- _DIRECTIONS_
Update the lines starting at "- url-domain: google.com: [139, 85, 210, 99]" and ending at "- grid-radio-button[interactable]: [307, 346, 320, 359]" by replacing "page-viewport" with "page-content", leaving everything else unchanged.

(Saved data entries)
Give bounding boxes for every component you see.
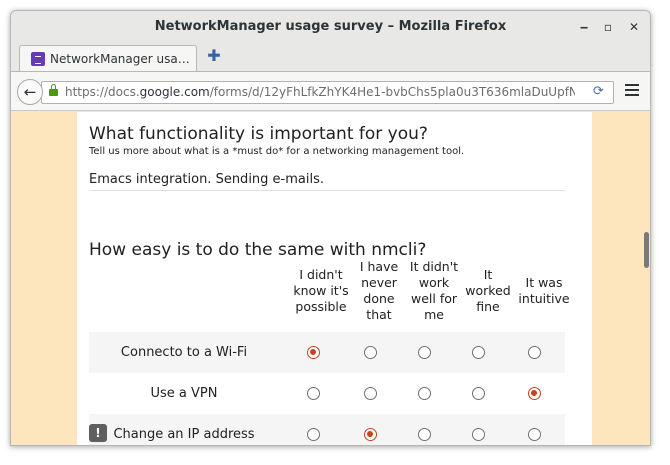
- url-domain: google.com: [139, 85, 210, 99]
- grid-row: Connecto to a Wi-Fi: [89, 332, 565, 373]
- new-tab-icon[interactable]: ✚: [207, 48, 221, 64]
- title-bar: NetworkManager usage survey – Mozilla Fi…: [11, 11, 650, 43]
- page-viewport: What functionality is important for you?…: [11, 112, 650, 445]
- url-bar[interactable]: https://docs.google.com/forms/d/12yFhLfk…: [41, 81, 614, 104]
- tab-networkmanager-survey[interactable]: NetworkManager usa…: [19, 45, 197, 71]
- firefox-window: NetworkManager usage survey – Mozilla Fi…: [10, 10, 651, 446]
- grid-row-label: Change an IP address: [113, 427, 255, 442]
- grid-radio-button[interactable]: [307, 346, 320, 359]
- window-title: NetworkManager usage survey – Mozilla Fi…: [154, 19, 507, 34]
- grid-radio-button[interactable]: [418, 428, 431, 441]
- hamburger-menu-icon[interactable]: [625, 84, 639, 98]
- grid-radio-button[interactable]: [364, 428, 377, 441]
- grid-radio-button[interactable]: [528, 387, 541, 400]
- answer-text-field[interactable]: Emacs integration. Sending e-mails.: [89, 172, 324, 187]
- google-forms-icon: [31, 52, 45, 66]
- grid-radio-button[interactable]: [418, 346, 431, 359]
- form-card: What functionality is important for you?…: [77, 112, 592, 445]
- grid-row: Use a VPN: [89, 373, 565, 414]
- grid-column-header: I have never done that: [359, 259, 399, 322]
- grid-row-label: Connecto to a Wi-Fi: [120, 345, 248, 360]
- grid-question-title: How easy is to do the same with nmcli?: [89, 240, 427, 260]
- lock-icon: [49, 84, 58, 97]
- grid-radio-button[interactable]: [307, 428, 320, 441]
- reload-icon[interactable]: ⟳: [593, 85, 607, 99]
- report-problem-icon[interactable]: !: [89, 424, 107, 442]
- grid-row: Change an IP address: [89, 414, 565, 445]
- vertical-scrollbar[interactable]: [641, 112, 650, 445]
- url-text[interactable]: https://docs.google.com/forms/d/12yFhLfk…: [65, 82, 575, 103]
- grid-column-header: It worked fine: [465, 267, 511, 314]
- tab-label: NetworkManager usa…: [50, 52, 190, 66]
- tab-bar: NetworkManager usa… ✚: [11, 43, 650, 71]
- grid-radio-button[interactable]: [528, 346, 541, 359]
- navigation-toolbar: https://docs.google.com/forms/d/12yFhLfk…: [11, 71, 650, 111]
- answer-underline: [89, 190, 565, 191]
- grid-row-label: Use a VPN: [150, 386, 218, 401]
- grid-radio-button[interactable]: [472, 428, 485, 441]
- grid-column-header: I didn't know it's possible: [293, 267, 349, 314]
- grid-radio-button[interactable]: [528, 428, 541, 441]
- minimize-icon[interactable]: ‒: [576, 19, 592, 35]
- grid-column-header: It was intuitive: [518, 275, 570, 306]
- question-help-text: Tell us more about what is a *must do* f…: [89, 146, 465, 157]
- grid-radio-button[interactable]: [364, 346, 377, 359]
- back-button[interactable]: ←: [17, 79, 43, 105]
- grid-column-header: It didn't work well for me: [409, 259, 459, 322]
- maximize-icon[interactable]: ▫: [600, 19, 616, 35]
- grid-radio-button[interactable]: [472, 346, 485, 359]
- grid-radio-button[interactable]: [307, 387, 320, 400]
- grid-radio-button[interactable]: [364, 387, 377, 400]
- scrollbar-thumb[interactable]: [644, 232, 649, 268]
- close-icon[interactable]: ✕: [626, 19, 642, 35]
- grid-radio-button[interactable]: [472, 387, 485, 400]
- grid-radio-button[interactable]: [418, 387, 431, 400]
- question-title: What functionality is important for you?: [89, 124, 428, 144]
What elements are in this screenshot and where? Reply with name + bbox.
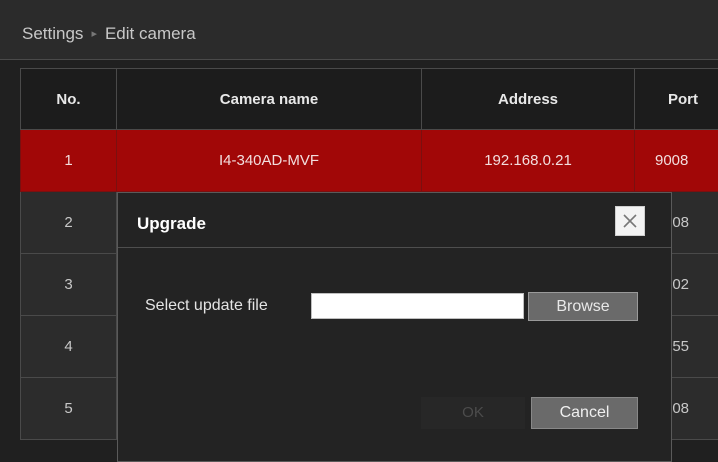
column-header-address: Address	[422, 69, 635, 130]
cell-port: 9008	[635, 130, 718, 192]
dialog-title: Upgrade	[137, 214, 206, 234]
cell-no: 3	[21, 254, 117, 316]
topbar: Settings ▸ Edit camera	[0, 0, 718, 60]
breadcrumb: Settings ▸ Edit camera	[22, 24, 196, 44]
update-file-input[interactable]	[311, 293, 524, 319]
ok-button[interactable]: OK	[421, 397, 525, 429]
cell-no: 5	[21, 378, 117, 440]
dialog-header: Upgrade	[118, 193, 671, 248]
breadcrumb-separator-icon: ▸	[91, 28, 97, 40]
column-header-no: No.	[21, 69, 117, 130]
cell-camera-name: I4-340AD-MVF	[117, 130, 422, 192]
breadcrumb-settings[interactable]: Settings	[22, 24, 83, 43]
breadcrumb-current: Edit camera	[105, 24, 196, 43]
browse-button[interactable]: Browse	[528, 292, 638, 321]
column-header-port: Port	[635, 69, 718, 130]
table-row[interactable]: 1 I4-340AD-MVF 192.168.0.21 9008	[21, 130, 718, 192]
cell-no: 2	[21, 192, 117, 254]
close-icon	[623, 214, 637, 228]
cancel-button[interactable]: Cancel	[531, 397, 638, 429]
select-file-label: Select update file	[145, 297, 268, 315]
cell-no: 4	[21, 316, 117, 378]
upgrade-dialog: Upgrade Select update file Browse OK Can…	[117, 192, 672, 462]
table-header-row: No. Camera name Address Port	[21, 69, 718, 130]
cell-no: 1	[21, 130, 117, 192]
cell-address: 192.168.0.21	[422, 130, 635, 192]
column-header-camera-name: Camera name	[117, 69, 422, 130]
close-button[interactable]	[615, 206, 645, 236]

- _SOLUTION_
- url-domain: google.com: [139, 85, 210, 99]
- grid-row: Connecto to a Wi-Fi: [89, 332, 565, 373]
- new-tab-icon[interactable]: ✚: [207, 48, 221, 64]
- title-bar: NetworkManager usage survey – Mozilla Fi…: [11, 11, 650, 43]
- page-content: What functionality is important for you?…: [11, 112, 650, 445]
- url-bar[interactable]: https://docs.google.com/forms/d/12yFhLfk…: [41, 81, 614, 104]
- tab-networkmanager-survey[interactable]: NetworkManager usa…: [19, 45, 197, 71]
- firefox-window: NetworkManager usage survey – Mozilla Fi…: [10, 10, 651, 446]
- grid-row-label: Change an IP address: [113, 427, 255, 442]
- grid-radio-button[interactable]: [307, 346, 320, 359]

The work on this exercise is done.